**Exercise**
Print the rows from the line with "- status-bar: E 下午4:53: [0, 0, 320, 25]" through the line with "- tab-favorites[interactable]: 收藏夹: [240, 28, 318, 90]", copied character for character.

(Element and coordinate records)

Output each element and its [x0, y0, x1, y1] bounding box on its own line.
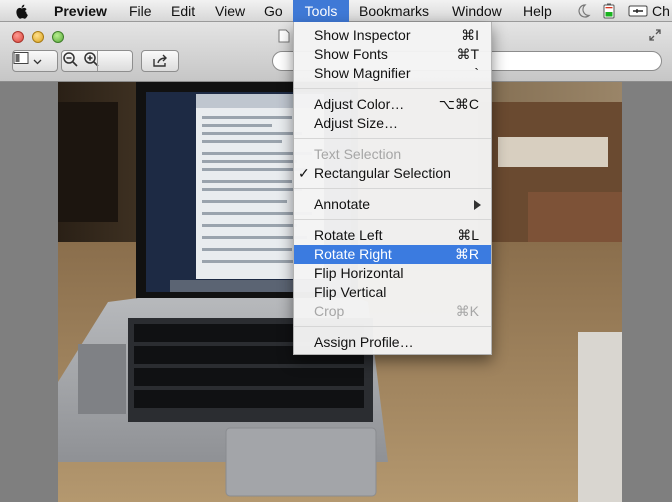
menu-separator: [294, 138, 491, 139]
menu-separator: [294, 88, 491, 89]
menu-item-text-selection: Text Selection: [294, 145, 491, 164]
sidebar-view-button[interactable]: [12, 50, 58, 72]
status-text[interactable]: Ch: [652, 0, 670, 22]
menu-help[interactable]: Help: [523, 0, 552, 22]
menu-item-label: Rotate Left: [314, 227, 383, 243]
menu-item-label: Rectangular Selection: [314, 165, 451, 181]
menu-item-shortcut: ⌘I: [461, 27, 479, 43]
menu-tools[interactable]: Tools: [293, 0, 349, 22]
zoom-button[interactable]: [52, 31, 64, 43]
menu-item-label: Show Magnifier: [314, 65, 411, 81]
menu-window[interactable]: Window: [452, 0, 502, 22]
menu-item-shortcut: ⌘R: [454, 246, 479, 262]
menu-file[interactable]: File: [129, 0, 152, 22]
share-icon: [153, 54, 167, 67]
apple-logo-icon[interactable]: [14, 3, 30, 19]
menu-separator: [294, 188, 491, 189]
menu-item-label: Adjust Size…: [314, 115, 399, 131]
menu-item-shortcut: ⌘K: [455, 303, 479, 319]
menu-item-adjust-color[interactable]: Adjust Color… ⌥⌘C: [294, 95, 491, 114]
document-icon: [278, 29, 290, 43]
menu-item-rectangular-selection[interactable]: ✓ Rectangular Selection: [294, 164, 491, 183]
menu-item-label: Adjust Color…: [314, 96, 405, 112]
tools-menu: Show Inspector ⌘I Show Fonts ⌘T Show Mag…: [293, 22, 492, 355]
zoom-segmented-control: [61, 50, 133, 72]
menu-item-crop: Crop ⌘K: [294, 302, 491, 321]
share-button[interactable]: [141, 50, 179, 72]
menu-item-label: Assign Profile…: [314, 334, 414, 350]
submenu-arrow-icon: [474, 200, 481, 210]
menu-bar: Preview File Edit View Go Tools Bookmark…: [0, 0, 672, 22]
menu-item-shortcut: ⌘L: [457, 227, 479, 243]
menu-edit[interactable]: Edit: [171, 0, 195, 22]
menu-item-show-fonts[interactable]: Show Fonts ⌘T: [294, 45, 491, 64]
menu-item-assign-profile[interactable]: Assign Profile…: [294, 333, 491, 352]
menu-item-shortcut: ⌘T: [456, 46, 479, 62]
chevron-down-icon: [33, 59, 42, 65]
menu-bookmarks[interactable]: Bookmarks: [359, 0, 429, 22]
menu-item-rotate-right[interactable]: Rotate Right ⌘R: [294, 245, 491, 264]
zoom-out-icon[interactable]: [62, 51, 79, 68]
menu-item-shortcut: ⌥⌘C: [438, 96, 479, 112]
fullscreen-icon[interactable]: [648, 28, 662, 42]
menu-separator: [294, 219, 491, 220]
menu-separator: [294, 326, 491, 327]
menu-item-flip-horizontal[interactable]: Flip Horizontal: [294, 264, 491, 283]
menu-item-shortcut: `: [474, 65, 479, 81]
menu-app-name[interactable]: Preview: [54, 0, 107, 22]
menu-item-show-inspector[interactable]: Show Inspector ⌘I: [294, 26, 491, 45]
checkmark-icon: ✓: [298, 165, 310, 181]
power-icon[interactable]: [628, 3, 648, 19]
menu-item-adjust-size[interactable]: Adjust Size…: [294, 114, 491, 133]
menu-item-label: Show Fonts: [314, 46, 388, 62]
segment-divider: [97, 51, 98, 71]
menu-item-annotate[interactable]: Annotate: [294, 195, 491, 214]
menu-item-label: Crop: [314, 303, 345, 319]
minimize-button[interactable]: [32, 31, 44, 43]
menu-item-label: Annotate: [314, 196, 371, 212]
menu-item-flip-vertical[interactable]: Flip Vertical: [294, 283, 491, 302]
menu-item-show-magnifier[interactable]: Show Magnifier `: [294, 64, 491, 83]
menu-view[interactable]: View: [215, 0, 245, 22]
menu-item-label: Flip Vertical: [314, 284, 387, 300]
menu-item-label: Rotate Right: [314, 246, 392, 262]
sidebar-icon: [13, 52, 29, 64]
battery-icon[interactable]: [603, 3, 615, 19]
menu-item-label: Show Inspector: [314, 27, 411, 43]
moon-icon[interactable]: [575, 3, 591, 19]
menu-go[interactable]: Go: [264, 0, 283, 22]
menu-item-label: Flip Horizontal: [314, 265, 404, 281]
menu-item-rotate-left[interactable]: Rotate Left ⌘L: [294, 226, 491, 245]
menu-item-label: Text Selection: [314, 146, 402, 162]
close-button[interactable]: [12, 31, 24, 43]
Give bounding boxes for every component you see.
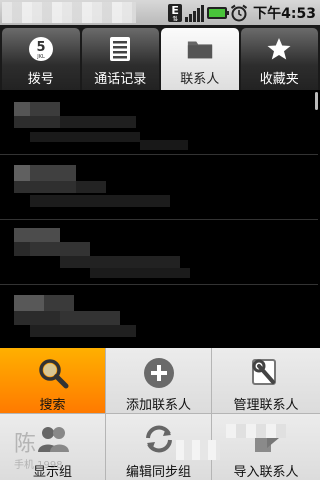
- status-bar: E 下午4:53: [0, 0, 320, 25]
- pixelated-block: [30, 102, 60, 116]
- add-icon: [141, 355, 177, 390]
- privacy-blur: [176, 440, 220, 460]
- tab-label: 联系人: [180, 72, 220, 87]
- pixelated-block: [60, 256, 180, 268]
- pixelated-block: [44, 295, 74, 311]
- tab-label: 拨号: [27, 72, 54, 87]
- pixelated-block: [90, 268, 190, 278]
- pixelated-name: [14, 228, 60, 242]
- dialpad-digit: 5: [36, 40, 45, 55]
- pixelated-name: [14, 102, 30, 116]
- menu-item-add-contact[interactable]: 添加联系人: [106, 348, 212, 414]
- contact-list[interactable]: [0, 90, 320, 348]
- pixelated-name: [14, 295, 44, 311]
- pixelated-block: [76, 181, 106, 193]
- ghost-contact-number: 手机 1998: [14, 460, 63, 471]
- tab-contacts[interactable]: 联系人: [161, 28, 239, 90]
- menu-item-manage-contacts[interactable]: 管理联系人: [212, 348, 320, 414]
- pixelated-block: [14, 181, 76, 193]
- pixelated-block: [30, 132, 140, 142]
- status-icons: E 下午4:53: [168, 2, 316, 23]
- privacy-blur: [226, 424, 286, 438]
- alarm-icon: [231, 4, 248, 21]
- tab-dialer[interactable]: 5 JKL 拨号: [2, 28, 80, 90]
- menu-item-label: 管理联系人: [233, 398, 299, 413]
- list-item[interactable]: [0, 155, 320, 219]
- pixelated-block: [14, 311, 60, 325]
- tab-bar: 5 JKL 拨号 通话记录 联系人 收藏夹: [0, 25, 320, 90]
- call-log-icon: [106, 35, 134, 63]
- edge-network-icon: E: [168, 3, 183, 23]
- sync-icon: [141, 421, 177, 457]
- menu-item-search[interactable]: 搜索: [0, 348, 106, 414]
- pixelated-block: [14, 242, 30, 256]
- star-icon: [265, 35, 293, 63]
- pixelated-block: [30, 165, 76, 181]
- group-icon: [35, 421, 71, 457]
- list-item[interactable]: [0, 285, 320, 348]
- pixelated-block: [140, 140, 188, 150]
- tab-favorites[interactable]: 收藏夹: [240, 28, 318, 90]
- tab-call-log[interactable]: 通话记录: [81, 28, 159, 90]
- ghost-contact-initial: 陈: [14, 432, 37, 457]
- scrollbar[interactable]: [315, 92, 318, 110]
- pixelated-block: [60, 311, 120, 325]
- search-icon: [35, 355, 71, 390]
- signal-icon: [185, 4, 205, 22]
- menu-item-label: 搜索: [39, 398, 66, 413]
- list-item[interactable]: [0, 220, 320, 284]
- list-item[interactable]: [0, 90, 320, 154]
- pixelated-block: [30, 242, 90, 256]
- battery-icon: [207, 6, 230, 19]
- pixelated-block: [30, 195, 170, 207]
- dialpad-icon: 5 JKL: [27, 35, 55, 63]
- tab-label: 通话记录: [94, 72, 147, 87]
- clock: 下午4:53: [253, 5, 316, 22]
- contacts-folder-icon: [186, 35, 214, 63]
- pixelated-block: [30, 325, 136, 337]
- notification-area-obscured: [2, 2, 136, 23]
- manage-icon: [248, 355, 284, 390]
- pixelated-block: [60, 116, 136, 128]
- menu-item-label: 导入联系人: [233, 465, 299, 480]
- tab-label: 收藏夹: [259, 72, 299, 87]
- dialpad-letters: JKL: [36, 54, 45, 60]
- menu-item-label: 编辑同步组: [125, 465, 191, 480]
- menu-item-label: 添加联系人: [125, 398, 191, 413]
- options-menu: 搜索 添加联系人 管理联系人 显示组 编辑同步组 导入联系人 陈 手机 1998: [0, 348, 320, 480]
- pixelated-name: [14, 165, 30, 181]
- pixelated-block: [14, 116, 60, 128]
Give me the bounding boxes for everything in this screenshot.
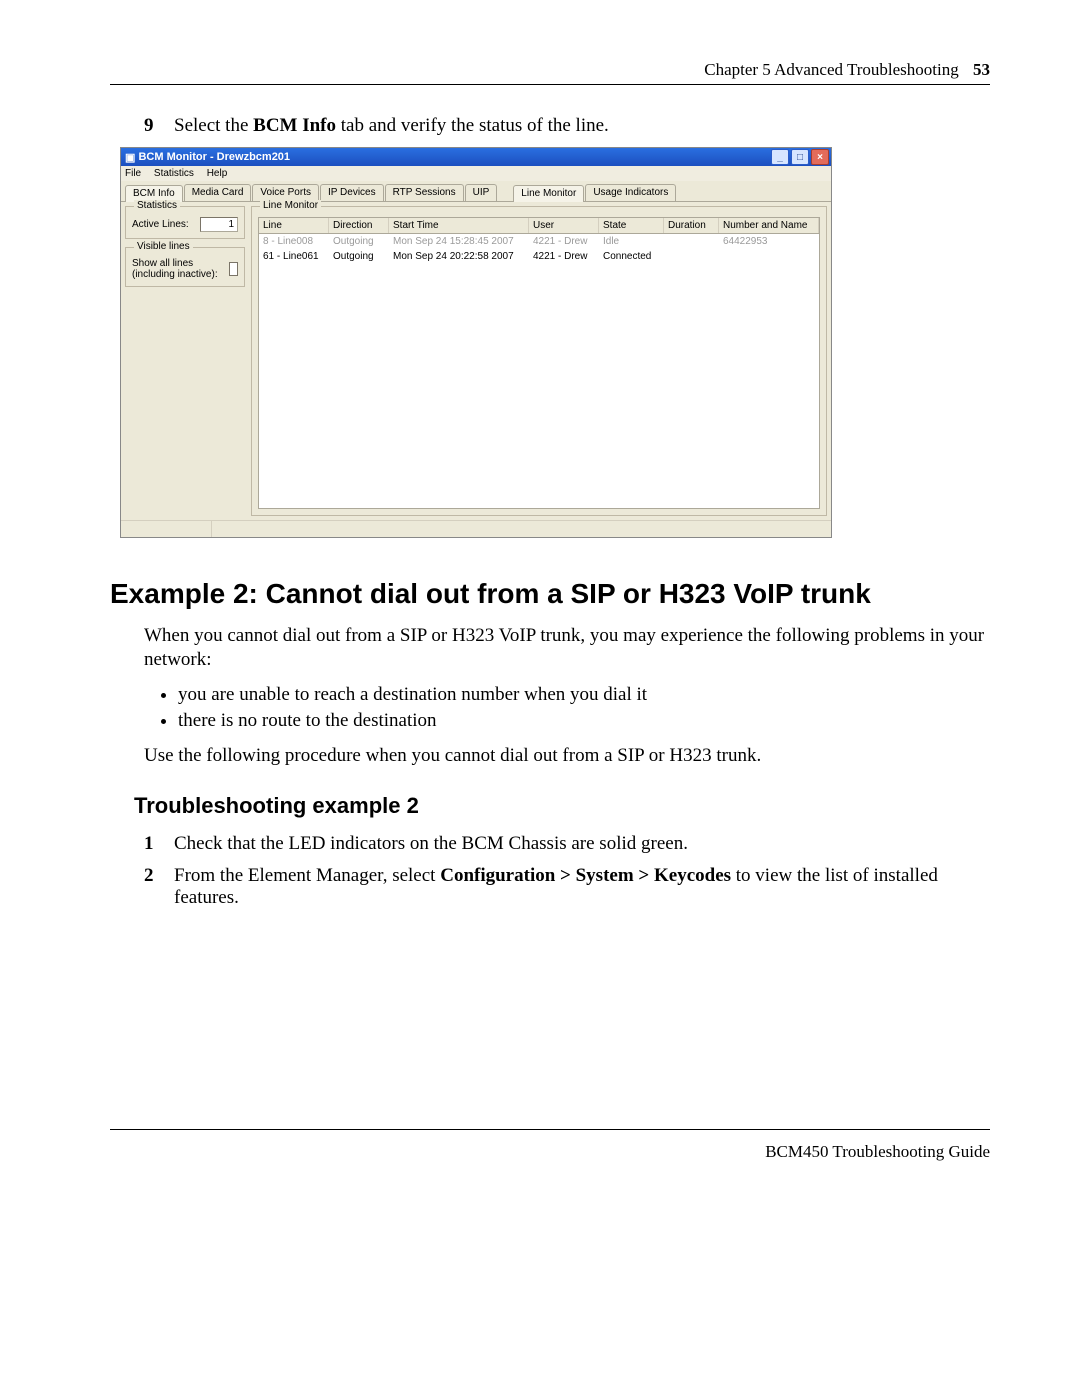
tab-line-monitor[interactable]: Line Monitor [513, 185, 584, 202]
footer-text: BCM450 Troubleshooting Guide [765, 1142, 990, 1161]
step-1: 1 Check that the LED indicators on the B… [144, 833, 990, 855]
visible-lines-legend: Visible lines [134, 241, 193, 252]
tab-uip[interactable]: UIP [465, 184, 498, 201]
tab-voice-ports[interactable]: Voice Ports [252, 184, 319, 201]
titlebar[interactable]: ▣ BCM Monitor - Drewzbcm201 _ □ × [121, 148, 831, 166]
chapter-title: Chapter 5 Advanced Troubleshooting [704, 60, 959, 79]
active-lines-label: Active Lines: [132, 219, 189, 230]
col-state[interactable]: State [599, 218, 664, 233]
col-number[interactable]: Number and Name [719, 218, 819, 233]
show-all-label: Show all lines (including inactive): [132, 258, 223, 280]
bullet-item: you are unable to reach a destination nu… [178, 684, 990, 706]
bcm-monitor-window: ▣ BCM Monitor - Drewzbcm201 _ □ × File S… [120, 147, 832, 538]
visible-lines-panel: Visible lines Show all lines (including … [125, 247, 245, 287]
col-start[interactable]: Start Time [389, 218, 529, 233]
active-lines-value: 1 [200, 217, 238, 232]
step-number: 9 [144, 115, 174, 137]
statistics-legend: Statistics [134, 200, 180, 211]
line-monitor-table: Line Direction Start Time User State Dur… [258, 217, 820, 509]
col-direction[interactable]: Direction [329, 218, 389, 233]
table-row[interactable]: 8 - Line008 Outgoing Mon Sep 24 15:28:45… [259, 234, 819, 249]
app-icon: ▣ [125, 151, 135, 164]
line-monitor-legend: Line Monitor [260, 200, 321, 211]
statusbar [121, 520, 831, 537]
step-number: 1 [144, 833, 174, 855]
tab-usage-indicators[interactable]: Usage Indicators [585, 184, 676, 201]
troubleshooting-subheading: Troubleshooting example 2 [134, 793, 990, 819]
window-title: BCM Monitor - Drewzbcm201 [138, 151, 290, 163]
page-header: Chapter 5 Advanced Troubleshooting 53 [110, 60, 990, 85]
statistics-panel: Statistics Active Lines: 1 [125, 206, 245, 239]
menu-file[interactable]: File [125, 168, 141, 179]
step-text: Check that the LED indicators on the BCM… [174, 833, 688, 855]
maximize-button[interactable]: □ [791, 149, 809, 165]
step-9: 9 Select the BCM Info tab and verify the… [144, 115, 990, 137]
tab-rtp-sessions[interactable]: RTP Sessions [385, 184, 464, 201]
step-number: 2 [144, 865, 174, 909]
tab-strip: BCM Info Media Card Voice Ports IP Devic… [121, 181, 831, 202]
page-footer: BCM450 Troubleshooting Guide [110, 1129, 990, 1162]
tab-ip-devices[interactable]: IP Devices [320, 184, 384, 201]
use-procedure-paragraph: Use the following procedure when you can… [144, 744, 990, 768]
tab-media-card[interactable]: Media Card [184, 184, 252, 201]
table-header: Line Direction Start Time User State Dur… [259, 218, 819, 234]
menubar: File Statistics Help [121, 166, 831, 181]
show-all-checkbox[interactable] [229, 262, 238, 276]
minimize-button[interactable]: _ [771, 149, 789, 165]
col-line[interactable]: Line [259, 218, 329, 233]
table-row[interactable]: 61 - Line061 Outgoing Mon Sep 24 20:22:5… [259, 249, 819, 264]
step-text: From the Element Manager, select Configu… [174, 865, 990, 909]
menu-help[interactable]: Help [207, 168, 228, 179]
line-monitor-panel: Line Monitor Line Direction Start Time U… [251, 206, 827, 516]
bullet-item: there is no route to the destination [178, 710, 990, 732]
step-text: Select the BCM Info tab and verify the s… [174, 115, 609, 137]
close-button[interactable]: × [811, 149, 829, 165]
intro-paragraph: When you cannot dial out from a SIP or H… [144, 624, 990, 672]
problem-bullets: you are unable to reach a destination nu… [178, 684, 990, 732]
menu-statistics[interactable]: Statistics [154, 168, 194, 179]
page-number: 53 [973, 60, 990, 79]
col-duration[interactable]: Duration [664, 218, 719, 233]
col-user[interactable]: User [529, 218, 599, 233]
step-2: 2 From the Element Manager, select Confi… [144, 865, 990, 909]
example-2-heading: Example 2: Cannot dial out from a SIP or… [110, 578, 990, 610]
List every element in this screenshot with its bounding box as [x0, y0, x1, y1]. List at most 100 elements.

**Task solution**
- status-bar: E 下午4:53: [0, 0, 320, 25]
- pixelated-block: [30, 102, 60, 116]
- add-icon: [141, 355, 177, 390]
- privacy-blur: [176, 440, 220, 460]
- tab-label: 联系人: [180, 72, 220, 87]
- pixelated-block: [60, 256, 180, 268]
- pixelated-block: [44, 295, 74, 311]
- tab-label: 拨号: [27, 72, 54, 87]
- pixelated-block: [90, 268, 190, 278]
- pixelated-name: [14, 228, 60, 242]
- dialpad-digit: 5: [36, 40, 45, 55]
- pixelated-name: [14, 102, 30, 116]
- menu-item-add-contact[interactable]: 添加联系人: [106, 348, 212, 414]
- contact-list[interactable]: [0, 90, 320, 348]
- pixelated-name: [14, 295, 44, 311]
- pixelated-block: [76, 181, 106, 193]
- ghost-contact-number: 手机 1998: [14, 460, 63, 471]
- tab-contacts[interactable]: 联系人: [161, 28, 239, 90]
- menu-item-manage-contacts[interactable]: 管理联系人: [212, 348, 320, 414]
- pixelated-block: [14, 181, 76, 193]
- pixelated-block: [30, 132, 140, 142]
- status-icons: E 下午4:53: [168, 2, 316, 23]
- privacy-blur: [226, 424, 286, 438]
- alarm-icon: [231, 4, 248, 21]
- tab-dialer[interactable]: 5 JKL 拨号: [2, 28, 80, 90]
- menu-item-label: 管理联系人: [233, 398, 299, 413]
- list-item[interactable]: [0, 155, 320, 219]
- pixelated-block: [14, 311, 60, 325]
- tab-bar: 5 JKL 拨号 通话记录 联系人 收藏夹: [0, 25, 320, 90]
- call-log-icon: [106, 35, 134, 63]
- edge-network-icon: E: [168, 3, 183, 23]
- sync-icon: [141, 421, 177, 457]
- menu-item-search[interactable]: 搜索: [0, 348, 106, 414]
- pixelated-block: [14, 242, 30, 256]
- star-icon: [265, 35, 293, 63]
- pixelated-block: [30, 165, 76, 181]
- group-icon: [35, 421, 71, 457]
- list-item[interactable]: [0, 285, 320, 348]
- pixelated-block: [140, 140, 188, 150]
- tab-favorites[interactable]: 收藏夹: [240, 28, 318, 90]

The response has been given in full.